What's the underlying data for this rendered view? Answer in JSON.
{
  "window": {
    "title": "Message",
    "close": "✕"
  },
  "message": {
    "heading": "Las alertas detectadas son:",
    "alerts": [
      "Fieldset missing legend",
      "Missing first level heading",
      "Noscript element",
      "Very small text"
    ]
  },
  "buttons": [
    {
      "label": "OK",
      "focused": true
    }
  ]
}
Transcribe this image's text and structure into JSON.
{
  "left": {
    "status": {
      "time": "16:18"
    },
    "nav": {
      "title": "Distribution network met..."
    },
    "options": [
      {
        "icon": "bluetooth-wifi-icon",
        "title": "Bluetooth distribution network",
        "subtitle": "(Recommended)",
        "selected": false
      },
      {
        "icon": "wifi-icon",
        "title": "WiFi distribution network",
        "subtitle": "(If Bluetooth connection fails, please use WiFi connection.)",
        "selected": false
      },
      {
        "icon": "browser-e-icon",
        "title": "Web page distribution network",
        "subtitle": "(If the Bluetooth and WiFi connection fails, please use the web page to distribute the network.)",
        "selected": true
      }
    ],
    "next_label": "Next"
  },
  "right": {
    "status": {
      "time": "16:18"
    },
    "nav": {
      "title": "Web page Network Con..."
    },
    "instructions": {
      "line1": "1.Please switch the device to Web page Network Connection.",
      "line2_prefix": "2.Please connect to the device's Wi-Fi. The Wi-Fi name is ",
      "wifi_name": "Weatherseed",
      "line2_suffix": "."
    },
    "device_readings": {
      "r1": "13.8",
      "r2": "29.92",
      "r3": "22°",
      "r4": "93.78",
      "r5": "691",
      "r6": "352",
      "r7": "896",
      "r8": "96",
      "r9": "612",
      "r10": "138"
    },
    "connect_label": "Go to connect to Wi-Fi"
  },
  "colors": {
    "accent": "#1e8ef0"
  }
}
^^^^^^^^
__To do__
Transcribe the entire listing above precisely.

__Response to the exercise__
What's the underlying data for this rendered view? Answer in JSON.
{
  "window": {
    "title": "Message",
    "close": "✕"
  },
  "message": {
    "heading": "Las alertas detectadas son:",
    "alerts": [
      "Fieldset missing legend",
      "Missing first level heading",
      "Noscript element",
      "Very small text"
    ]
  },
  "buttons": [
    {
      "label": "OK",
      "focused": true
    }
  ]
}
Transcribe this image's text and structure into JSON.
{
  "left": {
    "status": {
      "time": "16:18"
    },
    "nav": {
      "title": "Distribution network met..."
    },
    "options": [
      {
        "icon": "bluetooth-wifi-icon",
        "title": "Bluetooth distribution network",
        "subtitle": "(Recommended)",
        "selected": false
      },
      {
        "icon": "wifi-icon",
        "title": "WiFi distribution network",
        "subtitle": "(If Bluetooth connection fails, please use WiFi connection.)",
        "selected": false
      },
      {
        "icon": "browser-e-icon",
        "title": "Web page distribution network",
        "subtitle": "(If the Bluetooth and WiFi connection fails, please use the web page to distribute the network.)",
        "selected": true
      }
    ],
    "next_label": "Next"
  },
  "right": {
    "status": {
      "time": "16:18"
    },
    "nav": {
      "title": "Web page Network Con..."
    },
    "instructions": {
      "line1": "1.Please switch the device to Web page Network Connection.",
      "line2_prefix": "2.Please connect to the device's Wi-Fi. The Wi-Fi name is ",
      "wifi_name": "Weatherseed",
      "line2_suffix": "."
    },
    "device_readings": {
      "r1": "13.8",
      "r2": "29.92",
      "r3": "22°",
      "r4": "93.78",
      "r5": "691",
      "r6": "352",
      "r7": "896",
      "r8": "96",
      "r9": "612",
      "r10": "138"
    },
    "connect_label": "Go to connect to Wi-Fi"
  },
  "colors": {
    "accent": "#1e8ef0"
  }
}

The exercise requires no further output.